- [Exercise]: Copy the following records line for line, without changing a single character.

- [The records]:
--- --- ---
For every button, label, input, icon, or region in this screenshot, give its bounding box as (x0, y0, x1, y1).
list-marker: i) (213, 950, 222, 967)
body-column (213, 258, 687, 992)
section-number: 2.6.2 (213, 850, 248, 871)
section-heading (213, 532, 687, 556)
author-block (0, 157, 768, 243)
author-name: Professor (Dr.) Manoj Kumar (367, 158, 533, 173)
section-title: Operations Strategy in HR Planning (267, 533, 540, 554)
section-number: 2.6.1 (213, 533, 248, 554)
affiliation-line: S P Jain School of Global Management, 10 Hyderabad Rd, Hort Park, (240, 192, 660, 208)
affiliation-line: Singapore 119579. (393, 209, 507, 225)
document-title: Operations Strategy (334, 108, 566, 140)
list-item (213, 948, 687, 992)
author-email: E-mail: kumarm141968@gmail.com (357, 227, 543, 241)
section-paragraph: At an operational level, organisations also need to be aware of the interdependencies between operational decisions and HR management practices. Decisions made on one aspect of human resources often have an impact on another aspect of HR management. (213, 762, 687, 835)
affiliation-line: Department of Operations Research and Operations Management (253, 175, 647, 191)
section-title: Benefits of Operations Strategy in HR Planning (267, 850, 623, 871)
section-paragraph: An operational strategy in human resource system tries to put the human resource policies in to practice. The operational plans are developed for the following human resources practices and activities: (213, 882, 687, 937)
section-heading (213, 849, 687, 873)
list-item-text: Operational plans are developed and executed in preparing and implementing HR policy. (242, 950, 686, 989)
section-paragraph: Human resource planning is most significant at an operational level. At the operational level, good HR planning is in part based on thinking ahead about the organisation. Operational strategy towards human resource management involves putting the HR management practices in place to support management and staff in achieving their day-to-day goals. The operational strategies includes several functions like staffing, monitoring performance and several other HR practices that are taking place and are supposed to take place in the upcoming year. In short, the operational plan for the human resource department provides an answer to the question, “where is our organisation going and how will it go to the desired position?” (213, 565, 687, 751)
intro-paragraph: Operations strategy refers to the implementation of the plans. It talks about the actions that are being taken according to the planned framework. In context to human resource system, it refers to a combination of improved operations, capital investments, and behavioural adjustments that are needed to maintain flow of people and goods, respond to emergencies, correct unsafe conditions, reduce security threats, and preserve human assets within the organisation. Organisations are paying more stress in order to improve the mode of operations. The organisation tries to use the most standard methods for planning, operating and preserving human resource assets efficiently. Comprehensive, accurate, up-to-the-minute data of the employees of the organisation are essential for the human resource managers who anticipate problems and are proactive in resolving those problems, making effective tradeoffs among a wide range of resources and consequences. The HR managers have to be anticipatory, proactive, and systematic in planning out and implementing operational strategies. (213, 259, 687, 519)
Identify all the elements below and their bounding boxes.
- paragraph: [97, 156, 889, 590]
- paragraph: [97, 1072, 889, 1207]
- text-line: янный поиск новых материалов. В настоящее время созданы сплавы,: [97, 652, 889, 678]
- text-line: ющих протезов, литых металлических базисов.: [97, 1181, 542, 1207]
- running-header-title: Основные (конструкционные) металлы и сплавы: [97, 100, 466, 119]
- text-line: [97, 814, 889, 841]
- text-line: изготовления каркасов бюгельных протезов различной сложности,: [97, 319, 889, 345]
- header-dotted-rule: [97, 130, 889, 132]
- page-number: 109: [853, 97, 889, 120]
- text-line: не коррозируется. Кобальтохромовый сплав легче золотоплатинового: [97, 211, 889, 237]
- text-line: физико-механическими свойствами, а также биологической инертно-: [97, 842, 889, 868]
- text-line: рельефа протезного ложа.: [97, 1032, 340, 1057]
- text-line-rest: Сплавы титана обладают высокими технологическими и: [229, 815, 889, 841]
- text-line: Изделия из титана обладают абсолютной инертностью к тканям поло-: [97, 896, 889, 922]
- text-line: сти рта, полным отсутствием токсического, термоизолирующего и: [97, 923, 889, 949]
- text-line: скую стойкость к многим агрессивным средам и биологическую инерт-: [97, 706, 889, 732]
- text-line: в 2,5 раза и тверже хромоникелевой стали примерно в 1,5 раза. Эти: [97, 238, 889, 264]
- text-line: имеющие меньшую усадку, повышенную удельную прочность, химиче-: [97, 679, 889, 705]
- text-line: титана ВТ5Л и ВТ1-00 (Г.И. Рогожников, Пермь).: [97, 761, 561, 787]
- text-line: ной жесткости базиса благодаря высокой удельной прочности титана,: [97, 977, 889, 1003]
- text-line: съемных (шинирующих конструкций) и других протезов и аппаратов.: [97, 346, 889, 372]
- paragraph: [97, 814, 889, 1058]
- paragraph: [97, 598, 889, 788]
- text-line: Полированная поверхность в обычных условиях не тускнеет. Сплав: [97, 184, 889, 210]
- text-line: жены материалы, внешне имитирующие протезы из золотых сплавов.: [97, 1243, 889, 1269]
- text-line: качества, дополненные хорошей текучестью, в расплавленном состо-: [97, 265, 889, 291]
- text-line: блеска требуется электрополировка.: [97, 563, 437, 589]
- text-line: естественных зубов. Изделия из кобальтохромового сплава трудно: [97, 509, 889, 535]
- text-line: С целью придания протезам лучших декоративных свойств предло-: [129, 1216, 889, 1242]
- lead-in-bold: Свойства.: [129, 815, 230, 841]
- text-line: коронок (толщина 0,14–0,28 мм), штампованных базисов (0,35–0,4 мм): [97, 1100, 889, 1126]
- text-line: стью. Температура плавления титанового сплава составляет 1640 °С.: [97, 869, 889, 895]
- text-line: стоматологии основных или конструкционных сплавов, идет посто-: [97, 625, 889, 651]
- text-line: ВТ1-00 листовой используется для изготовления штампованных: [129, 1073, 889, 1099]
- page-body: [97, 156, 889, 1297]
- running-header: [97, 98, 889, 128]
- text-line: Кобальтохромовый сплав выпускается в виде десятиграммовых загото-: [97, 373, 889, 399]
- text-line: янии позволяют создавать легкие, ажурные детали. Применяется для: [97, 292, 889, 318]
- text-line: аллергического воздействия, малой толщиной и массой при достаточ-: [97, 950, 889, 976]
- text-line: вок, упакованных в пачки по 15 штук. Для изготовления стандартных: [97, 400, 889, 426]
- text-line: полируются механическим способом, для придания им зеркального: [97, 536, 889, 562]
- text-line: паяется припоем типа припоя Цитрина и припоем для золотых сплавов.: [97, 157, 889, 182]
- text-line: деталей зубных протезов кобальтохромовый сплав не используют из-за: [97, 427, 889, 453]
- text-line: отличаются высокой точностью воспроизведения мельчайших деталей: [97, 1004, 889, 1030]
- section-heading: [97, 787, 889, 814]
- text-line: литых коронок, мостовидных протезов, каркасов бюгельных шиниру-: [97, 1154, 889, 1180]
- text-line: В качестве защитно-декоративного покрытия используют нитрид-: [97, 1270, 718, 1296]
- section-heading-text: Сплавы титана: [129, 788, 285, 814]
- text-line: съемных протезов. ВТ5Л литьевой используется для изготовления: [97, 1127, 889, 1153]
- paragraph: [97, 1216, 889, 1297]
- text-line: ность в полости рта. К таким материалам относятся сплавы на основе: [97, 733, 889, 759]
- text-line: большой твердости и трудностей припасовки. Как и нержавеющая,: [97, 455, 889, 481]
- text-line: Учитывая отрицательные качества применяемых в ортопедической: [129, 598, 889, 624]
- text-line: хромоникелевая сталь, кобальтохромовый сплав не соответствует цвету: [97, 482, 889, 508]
--- --- ---
- [The result]:
For every button, label, input, icon, or region in this screenshot, give its bounding box as (x0, y0, x1, y1).
list-marker: i) (213, 950, 222, 967)
body-column (213, 258, 687, 992)
section-number: 2.6.2 (213, 850, 248, 871)
section-heading (213, 532, 687, 556)
author-block (0, 157, 768, 243)
author-name: Professor (Dr.) Manoj Kumar (367, 158, 533, 173)
section-title: Operations Strategy in HR Planning (267, 533, 540, 554)
section-number: 2.6.1 (213, 533, 248, 554)
affiliation-line: S P Jain School of Global Management, 10 Hyderabad Rd, Hort Park, (240, 192, 660, 208)
affiliation-line: Singapore 119579. (393, 209, 507, 225)
document-title: Operations Strategy (334, 108, 566, 140)
list-item (213, 948, 687, 992)
author-email: E-mail: kumarm141968@gmail.com (357, 227, 543, 241)
section-paragraph: At an operational level, organisations also need to be aware of the interdependencies between operational decisions and HR management practices. Decisions made on one aspect of human resources often have an impact on another aspect of HR management. (213, 762, 687, 835)
affiliation-line: Department of Operations Research and Operations Management (253, 175, 647, 191)
section-title: Benefits of Operations Strategy in HR Planning (267, 850, 623, 871)
section-paragraph: An operational strategy in human resource system tries to put the human resource policies in to practice. The operational plans are developed for the following human resources practices and activities: (213, 882, 687, 937)
section-heading (213, 849, 687, 873)
list-item-text: Operational plans are developed and executed in preparing and implementing HR policy. (242, 950, 686, 989)
section-paragraph: Human resource planning is most significant at an operational level. At the operational level, good HR planning is in part based on thinking ahead about the organisation. Operational strategy towards human resource management involves putting the HR management practices in place to support management and staff in achieving their day-to-day goals. The operational strategies includes several functions like staffing, monitoring performance and several other HR practices that are taking place and are supposed to take place in the upcoming year. In short, the operational plan for the human resource department provides an answer to the question, “where is our organisation going and how will it go to the desired position?” (213, 565, 687, 751)
intro-paragraph: Operations strategy refers to the implementation of the plans. It talks about the actions that are being taken according to the planned framework. In context to human resource system, it refers to a combination of improved operations, capital investments, and behavioural adjustments that are needed to maintain flow of people and goods, respond to emergencies, correct unsafe conditions, reduce security threats, and preserve human assets within the organisation. Organisations are paying more stress in order to improve the mode of operations. The organisation tries to use the most standard methods for planning, operating and preserving human resource assets efficiently. Comprehensive, accurate, up-to-the-minute data of the employees of the organisation are essential for the human resource managers who anticipate problems and are proactive in resolving those problems, making effective tradeoffs among a wide range of resources and consequences. The HR managers have to be anticipatory, proactive, and systematic in planning out and implementing operational strategies. (213, 259, 687, 519)
Identify all the elements below and their bounding boxes.
- paragraph: [97, 156, 889, 590]
- paragraph: [97, 1072, 889, 1207]
- text-line: янный поиск новых материалов. В настоящее время созданы сплавы,: [97, 652, 889, 678]
- text-line: ющих протезов, литых металлических базисов.: [97, 1181, 542, 1207]
- running-header-title: Основные (конструкционные) металлы и сплавы: [97, 100, 466, 119]
- text-line: [97, 814, 889, 841]
- text-line: изготовления каркасов бюгельных протезов различной сложности,: [97, 319, 889, 345]
- header-dotted-rule: [97, 130, 889, 132]
- page-number: 109: [853, 97, 889, 120]
- text-line: не коррозируется. Кобальтохромовый сплав легче золотоплатинового: [97, 211, 889, 237]
- text-line: физико-механическими свойствами, а также биологической инертно-: [97, 842, 889, 868]
- text-line: рельефа протезного ложа.: [97, 1032, 340, 1057]
- text-line-rest: Сплавы титана обладают высокими технологическими и: [229, 815, 889, 841]
- text-line: Изделия из титана обладают абсолютной инертностью к тканям поло-: [97, 896, 889, 922]
- text-line: сти рта, полным отсутствием токсического, термоизолирующего и: [97, 923, 889, 949]
- text-line: скую стойкость к многим агрессивным средам и биологическую инерт-: [97, 706, 889, 732]
- text-line: в 2,5 раза и тверже хромоникелевой стали примерно в 1,5 раза. Эти: [97, 238, 889, 264]
- text-line: имеющие меньшую усадку, повышенную удельную прочность, химиче-: [97, 679, 889, 705]
- text-line: титана ВТ5Л и ВТ1-00 (Г.И. Рогожников, Пермь).: [97, 761, 561, 787]
- text-line: ной жесткости базиса благодаря высокой удельной прочности титана,: [97, 977, 889, 1003]
- text-line: съемных (шинирующих конструкций) и других протезов и аппаратов.: [97, 346, 889, 372]
- paragraph: [97, 814, 889, 1058]
- paragraph: [97, 598, 889, 788]
- text-line: Полированная поверхность в обычных условиях не тускнеет. Сплав: [97, 184, 889, 210]
- text-line: жены материалы, внешне имитирующие протезы из золотых сплавов.: [97, 1243, 889, 1269]
- text-line: качества, дополненные хорошей текучестью, в расплавленном состо-: [97, 265, 889, 291]
- text-line: блеска требуется электрополировка.: [97, 563, 437, 589]
- text-line: естественных зубов. Изделия из кобальтохромового сплава трудно: [97, 509, 889, 535]
- text-line: С целью придания протезам лучших декоративных свойств предло-: [129, 1216, 889, 1242]
- lead-in-bold: Свойства.: [129, 815, 230, 841]
- text-line: коронок (толщина 0,14–0,28 мм), штампованных базисов (0,35–0,4 мм): [97, 1100, 889, 1126]
- text-line: стью. Температура плавления титанового сплава составляет 1640 °С.: [97, 869, 889, 895]
- text-line: стоматологии основных или конструкционных сплавов, идет посто-: [97, 625, 889, 651]
- text-line: ВТ1-00 листовой используется для изготовления штампованных: [129, 1073, 889, 1099]
- page-body: [97, 156, 889, 1297]
- running-header: [97, 98, 889, 128]
- text-line: Кобальтохромовый сплав выпускается в виде десятиграммовых загото-: [97, 373, 889, 399]
- text-line: янии позволяют создавать легкие, ажурные детали. Применяется для: [97, 292, 889, 318]
- text-line: аллергического воздействия, малой толщиной и массой при достаточ-: [97, 950, 889, 976]
- text-line: вок, упакованных в пачки по 15 штук. Для изготовления стандартных: [97, 400, 889, 426]
- text-line: полируются механическим способом, для придания им зеркального: [97, 536, 889, 562]
- text-line: паяется припоем типа припоя Цитрина и припоем для золотых сплавов.: [97, 157, 889, 182]
- text-line: деталей зубных протезов кобальтохромовый сплав не используют из-за: [97, 427, 889, 453]
- text-line: отличаются высокой точностью воспроизведения мельчайших деталей: [97, 1004, 889, 1030]
- section-heading: [97, 787, 889, 814]
- text-line: литых коронок, мостовидных протезов, каркасов бюгельных шиниру-: [97, 1154, 889, 1180]
- text-line: В качестве защитно-декоративного покрытия используют нитрид-: [97, 1270, 718, 1296]
- section-heading-text: Сплавы титана: [129, 788, 285, 814]
- text-line: съемных протезов. ВТ5Л литьевой используется для изготовления: [97, 1127, 889, 1153]
- paragraph: [97, 1216, 889, 1297]
- text-line: ность в полости рта. К таким материалам относятся сплавы на основе: [97, 733, 889, 759]
- text-line: большой твердости и трудностей припасовки. Как и нержавеющая,: [97, 455, 889, 481]
- text-line: Учитывая отрицательные качества применяемых в ортопедической: [129, 598, 889, 624]
- text-line: хромоникелевая сталь, кобальтохромовый сплав не соответствует цвету: [97, 482, 889, 508]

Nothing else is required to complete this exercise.